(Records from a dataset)
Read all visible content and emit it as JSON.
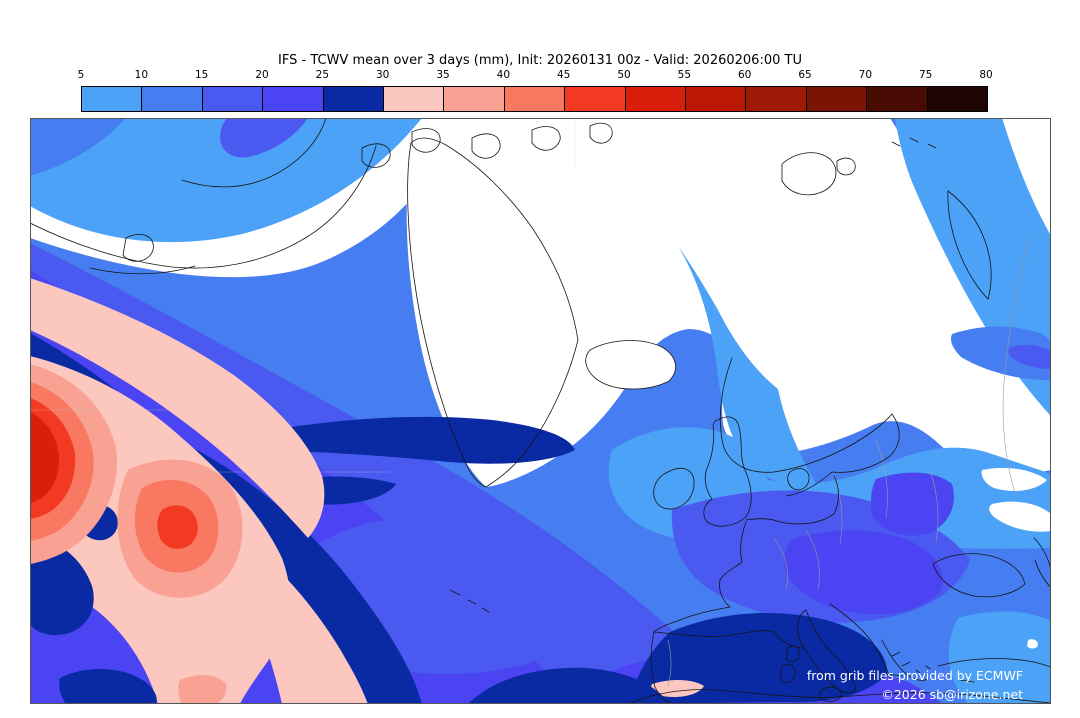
{
  "header": {
    "title": "IFS - TCWV mean over 3 days (mm), Init: 20260131 00z - Valid: 20260206:00 TU"
  },
  "colorbar": {
    "ticks": [
      "5",
      "10",
      "15",
      "20",
      "25",
      "30",
      "35",
      "40",
      "45",
      "50",
      "55",
      "60",
      "65",
      "70",
      "75",
      "80"
    ],
    "colors": [
      "#4ba2f7",
      "#467ef2",
      "#4a5af0",
      "#4b44f2",
      "#0a2aa4",
      "#fcc7be",
      "#f9a294",
      "#f97862",
      "#f23a22",
      "#da1e0c",
      "#bb1705",
      "#9e1a07",
      "#7c1406",
      "#470b04",
      "#1d0503"
    ],
    "below_min_color": "#ffffff",
    "units": "mm"
  },
  "map": {
    "level_colors": {
      "w": "#ffffff",
      "c5": "#4ba2f7",
      "c10": "#467ef2",
      "c15": "#4a5af0",
      "c20": "#4b44f2",
      "c25": "#0a2aa4",
      "c30": "#fcc7be",
      "c35": "#f9a294",
      "c40": "#f97862",
      "c45": "#f23a22",
      "c50": "#da1e0c"
    },
    "coast_color": "#151515",
    "border_color": "#555555",
    "country_border_color": "#999999",
    "graticule_color": "#c8c8c8"
  },
  "footer": {
    "credit": "from grib files provided by ECMWF",
    "copyright": "©2026 sb@irizone.net"
  }
}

**SET EXERCISE:** From the data above, write out everything exactly except the pictures.

**TASK RESULT:**
Read all visible content and emit it as JSON.
{
  "header": {
    "title": "IFS - TCWV mean over 3 days (mm), Init: 20260131 00z - Valid: 20260206:00 TU"
  },
  "colorbar": {
    "ticks": [
      "5",
      "10",
      "15",
      "20",
      "25",
      "30",
      "35",
      "40",
      "45",
      "50",
      "55",
      "60",
      "65",
      "70",
      "75",
      "80"
    ],
    "colors": [
      "#4ba2f7",
      "#467ef2",
      "#4a5af0",
      "#4b44f2",
      "#0a2aa4",
      "#fcc7be",
      "#f9a294",
      "#f97862",
      "#f23a22",
      "#da1e0c",
      "#bb1705",
      "#9e1a07",
      "#7c1406",
      "#470b04",
      "#1d0503"
    ],
    "below_min_color": "#ffffff",
    "units": "mm"
  },
  "map": {
    "level_colors": {
      "w": "#ffffff",
      "c5": "#4ba2f7",
      "c10": "#467ef2",
      "c15": "#4a5af0",
      "c20": "#4b44f2",
      "c25": "#0a2aa4",
      "c30": "#fcc7be",
      "c35": "#f9a294",
      "c40": "#f97862",
      "c45": "#f23a22",
      "c50": "#da1e0c"
    },
    "coast_color": "#151515",
    "border_color": "#555555",
    "country_border_color": "#999999",
    "graticule_color": "#c8c8c8"
  },
  "footer": {
    "credit": "from grib files provided by ECMWF",
    "copyright": "©2026 sb@irizone.net"
  }
}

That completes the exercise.